What you need to do :: Count the lines in the entries below that include the word "tiêu". Give nothing but the number.

Extracted records ::
# # #
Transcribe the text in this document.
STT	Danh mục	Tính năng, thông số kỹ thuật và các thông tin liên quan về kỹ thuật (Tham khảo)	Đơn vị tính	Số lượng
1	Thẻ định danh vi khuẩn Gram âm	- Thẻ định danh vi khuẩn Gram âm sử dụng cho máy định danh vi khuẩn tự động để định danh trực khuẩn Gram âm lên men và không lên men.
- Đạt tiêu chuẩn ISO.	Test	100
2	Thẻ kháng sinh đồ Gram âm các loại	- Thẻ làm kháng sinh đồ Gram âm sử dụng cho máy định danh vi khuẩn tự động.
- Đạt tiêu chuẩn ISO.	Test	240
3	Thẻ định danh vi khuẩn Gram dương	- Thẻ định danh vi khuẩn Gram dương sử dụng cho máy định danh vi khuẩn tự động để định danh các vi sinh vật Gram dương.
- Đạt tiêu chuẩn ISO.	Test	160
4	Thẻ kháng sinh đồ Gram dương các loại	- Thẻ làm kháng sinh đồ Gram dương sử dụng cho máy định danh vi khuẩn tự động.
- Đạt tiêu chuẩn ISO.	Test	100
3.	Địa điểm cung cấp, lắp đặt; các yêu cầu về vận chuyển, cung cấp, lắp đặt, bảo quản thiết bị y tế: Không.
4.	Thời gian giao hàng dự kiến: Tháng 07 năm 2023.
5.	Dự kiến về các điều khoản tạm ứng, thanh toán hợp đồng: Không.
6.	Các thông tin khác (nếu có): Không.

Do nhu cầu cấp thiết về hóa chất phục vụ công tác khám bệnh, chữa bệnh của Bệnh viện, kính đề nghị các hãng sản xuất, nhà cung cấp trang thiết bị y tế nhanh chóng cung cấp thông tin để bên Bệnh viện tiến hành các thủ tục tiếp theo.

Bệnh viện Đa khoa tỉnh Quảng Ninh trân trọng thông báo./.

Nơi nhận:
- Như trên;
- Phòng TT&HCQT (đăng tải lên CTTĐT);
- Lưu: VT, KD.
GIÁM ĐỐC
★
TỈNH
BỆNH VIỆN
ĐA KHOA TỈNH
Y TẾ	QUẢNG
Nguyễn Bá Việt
# # #
Problem solution :: 4